__Instructions to follow__. In the copy, include every entry exactly but none of the pictures.

[Records contained in a dataset]
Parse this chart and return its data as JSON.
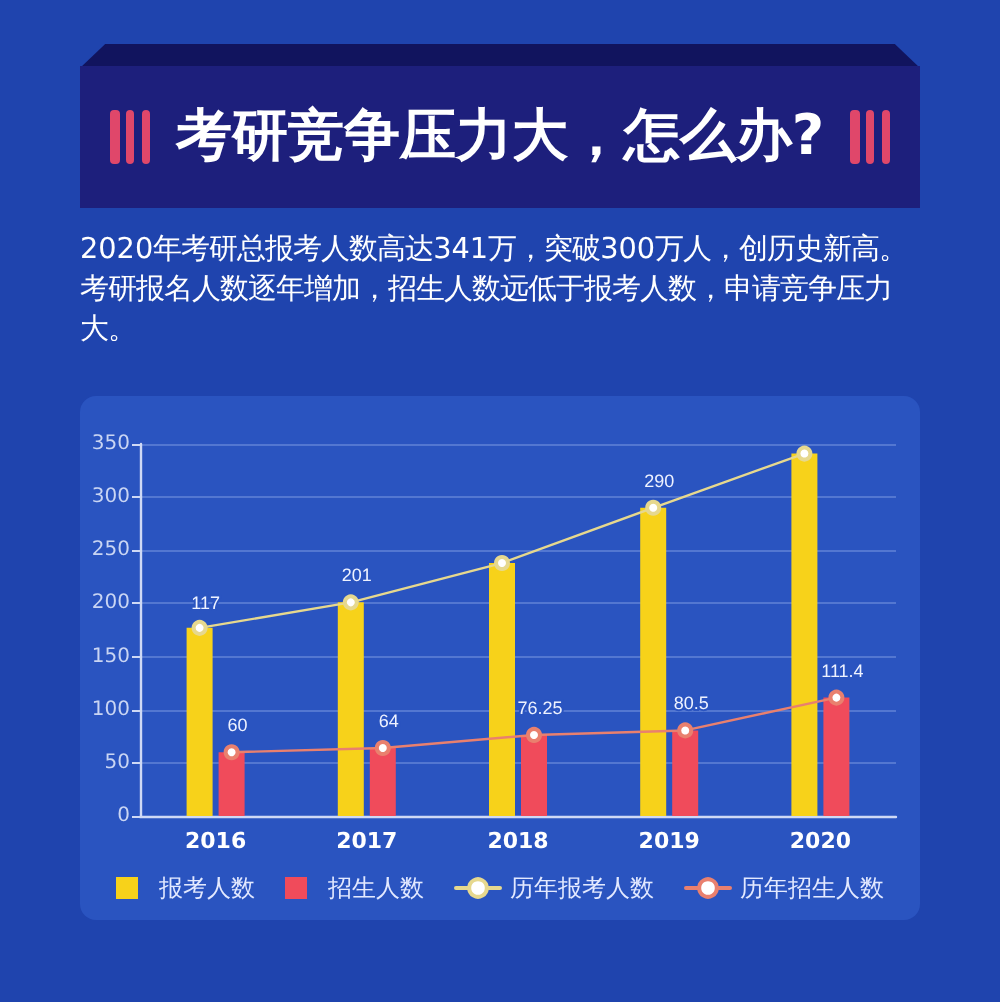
{
  "chart_data": {
    "type": "bar",
    "title": "考研竞争压力大，怎么办?",
    "subtitle": "2020年考研总报考人数高达341万，突破300万人，创历史新高。考研报名人数逐年增加，招生人数远低于报考人数，申请竞争压力大。",
    "categories": [
      "2016",
      "2017",
      "2018",
      "2019",
      "2020"
    ],
    "series": [
      {
        "name": "报考人数",
        "color": "#f7d21a",
        "values": [
          177,
          201,
          238,
          290,
          341
        ]
      },
      {
        "name": "招生人数",
        "color": "#f04b5b",
        "values": [
          60,
          64,
          76.25,
          80.5,
          111.4
        ]
      },
      {
        "name": "历年报考人数",
        "type": "line",
        "color": "#e6d88e",
        "values": [
          177,
          201,
          238,
          290,
          341
        ],
        "value_labels": [
          null,
          "201",
          null,
          "290",
          null
        ]
      },
      {
        "name": "历年招生人数",
        "type": "line",
        "color": "#e9806e",
        "values": [
          60,
          64,
          76.25,
          80.5,
          111.4
        ],
        "value_labels": [
          "60",
          "64",
          "76.25",
          "80.5",
          "111.4"
        ]
      }
    ],
    "annotations": [
      {
        "text": "117",
        "x": "2016",
        "y": 177
      }
    ],
    "ylim": [
      0,
      350
    ],
    "yticks": [
      0,
      50,
      100,
      150,
      200,
      250,
      300,
      350
    ],
    "grid": "y",
    "legend": "bottom",
    "marker": "circle"
  }
}
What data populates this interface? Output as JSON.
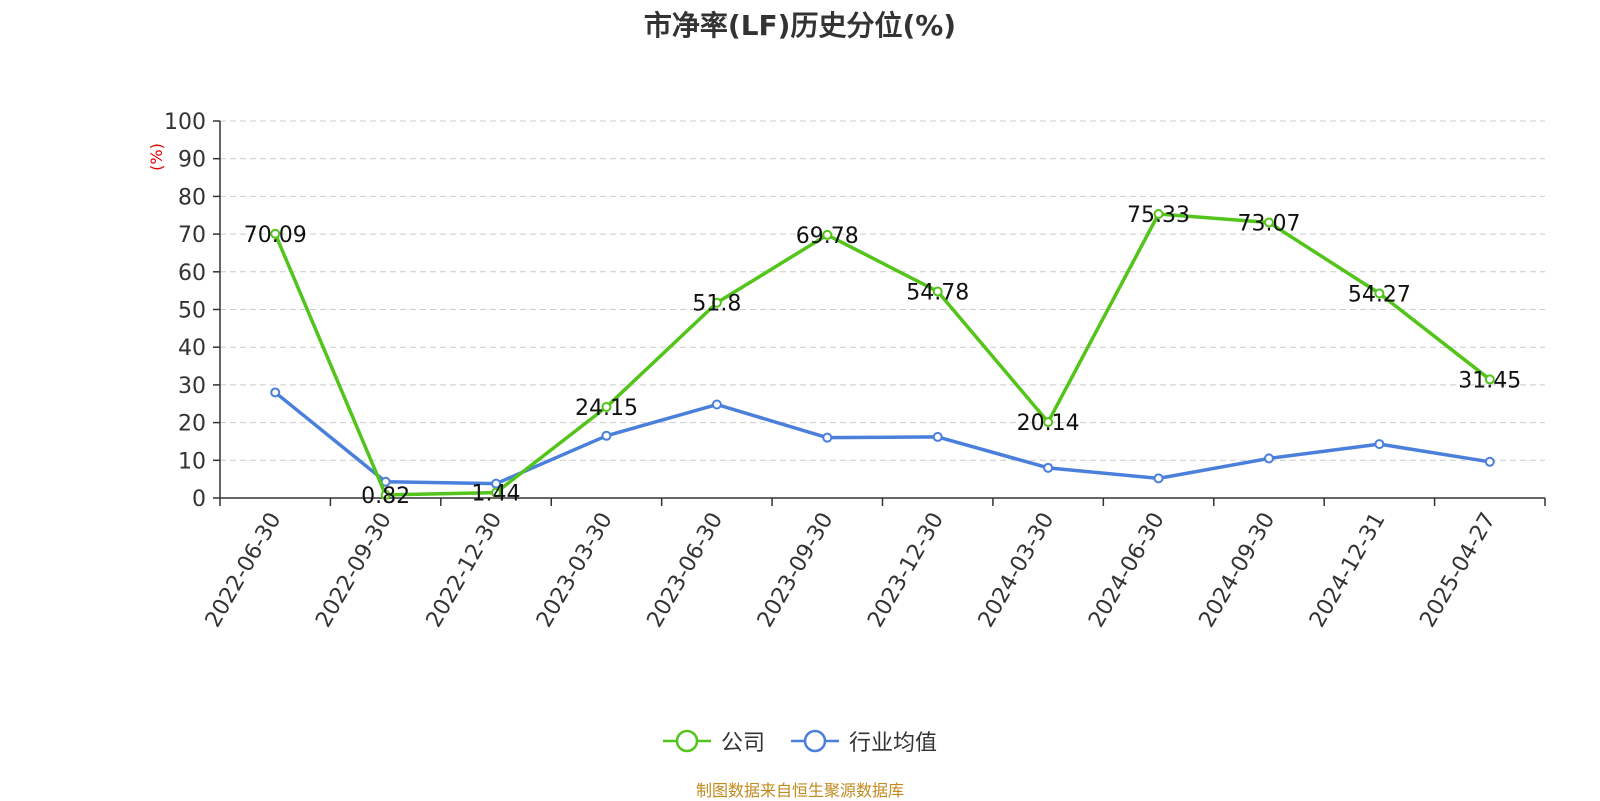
{
  "title": "市净率(LF)历史分位(%)",
  "source": "制图数据来自恒生聚源数据库",
  "chart_data": {
    "type": "line",
    "categories": [
      "2022-06-30",
      "2022-09-30",
      "2022-12-30",
      "2023-03-30",
      "2023-06-30",
      "2023-09-30",
      "2023-12-30",
      "2024-03-30",
      "2024-06-30",
      "2024-09-30",
      "2024-12-31",
      "2025-04-27"
    ],
    "ylabel": "(%)",
    "ylim": [
      0,
      100
    ],
    "yticks": [
      0,
      10,
      20,
      30,
      40,
      50,
      60,
      70,
      80,
      90,
      100
    ],
    "grid": true,
    "legend_position": "bottom-center",
    "series": [
      {
        "name": "公司",
        "color": "#52c41a",
        "show_labels": true,
        "labels": [
          "70.09",
          "0.82",
          "1.44",
          "24.15",
          "51.8",
          "69.78",
          "54.78",
          "20.14",
          "75.33",
          "73.07",
          "54.27",
          "31.45"
        ],
        "values": [
          70.09,
          0.82,
          1.44,
          24.15,
          51.8,
          69.78,
          54.78,
          20.14,
          75.33,
          73.07,
          54.27,
          31.45
        ]
      },
      {
        "name": "行业均值",
        "color": "#4a7fdc",
        "show_labels": false,
        "values": [
          28.0,
          4.3,
          3.8,
          16.5,
          24.8,
          16.0,
          16.2,
          8.0,
          5.2,
          10.5,
          14.3,
          9.6
        ]
      }
    ]
  }
}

__Solution to this exercise__.
Parse this chart and return its data as JSON.
{
  "chart_data": {
    "type": "bar",
    "title": "考研竞争压力大，怎么办?",
    "subtitle": "2020年考研总报考人数高达341万，突破300万人，创历史新高。考研报名人数逐年增加，招生人数远低于报考人数，申请竞争压力大。",
    "categories": [
      "2016",
      "2017",
      "2018",
      "2019",
      "2020"
    ],
    "series": [
      {
        "name": "报考人数",
        "color": "#f7d21a",
        "values": [
          177,
          201,
          238,
          290,
          341
        ]
      },
      {
        "name": "招生人数",
        "color": "#f04b5b",
        "values": [
          60,
          64,
          76.25,
          80.5,
          111.4
        ]
      },
      {
        "name": "历年报考人数",
        "type": "line",
        "color": "#e6d88e",
        "values": [
          177,
          201,
          238,
          290,
          341
        ],
        "value_labels": [
          null,
          "201",
          null,
          "290",
          null
        ]
      },
      {
        "name": "历年招生人数",
        "type": "line",
        "color": "#e9806e",
        "values": [
          60,
          64,
          76.25,
          80.5,
          111.4
        ],
        "value_labels": [
          "60",
          "64",
          "76.25",
          "80.5",
          "111.4"
        ]
      }
    ],
    "annotations": [
      {
        "text": "117",
        "x": "2016",
        "y": 177
      }
    ],
    "ylim": [
      0,
      350
    ],
    "yticks": [
      0,
      50,
      100,
      150,
      200,
      250,
      300,
      350
    ],
    "grid": "y",
    "legend": "bottom",
    "marker": "circle"
  }
}
What data populates this interface? Output as JSON.
{
  "title": "市净率(LF)历史分位(%)",
  "source": "制图数据来自恒生聚源数据库",
  "chart_data": {
    "type": "line",
    "categories": [
      "2022-06-30",
      "2022-09-30",
      "2022-12-30",
      "2023-03-30",
      "2023-06-30",
      "2023-09-30",
      "2023-12-30",
      "2024-03-30",
      "2024-06-30",
      "2024-09-30",
      "2024-12-31",
      "2025-04-27"
    ],
    "ylabel": "(%)",
    "ylim": [
      0,
      100
    ],
    "yticks": [
      0,
      10,
      20,
      30,
      40,
      50,
      60,
      70,
      80,
      90,
      100
    ],
    "grid": true,
    "legend_position": "bottom-center",
    "series": [
      {
        "name": "公司",
        "color": "#52c41a",
        "show_labels": true,
        "labels": [
          "70.09",
          "0.82",
          "1.44",
          "24.15",
          "51.8",
          "69.78",
          "54.78",
          "20.14",
          "75.33",
          "73.07",
          "54.27",
          "31.45"
        ],
        "values": [
          70.09,
          0.82,
          1.44,
          24.15,
          51.8,
          69.78,
          54.78,
          20.14,
          75.33,
          73.07,
          54.27,
          31.45
        ]
      },
      {
        "name": "行业均值",
        "color": "#4a7fdc",
        "show_labels": false,
        "values": [
          28.0,
          4.3,
          3.8,
          16.5,
          24.8,
          16.0,
          16.2,
          8.0,
          5.2,
          10.5,
          14.3,
          9.6
        ]
      }
    ]
  }
}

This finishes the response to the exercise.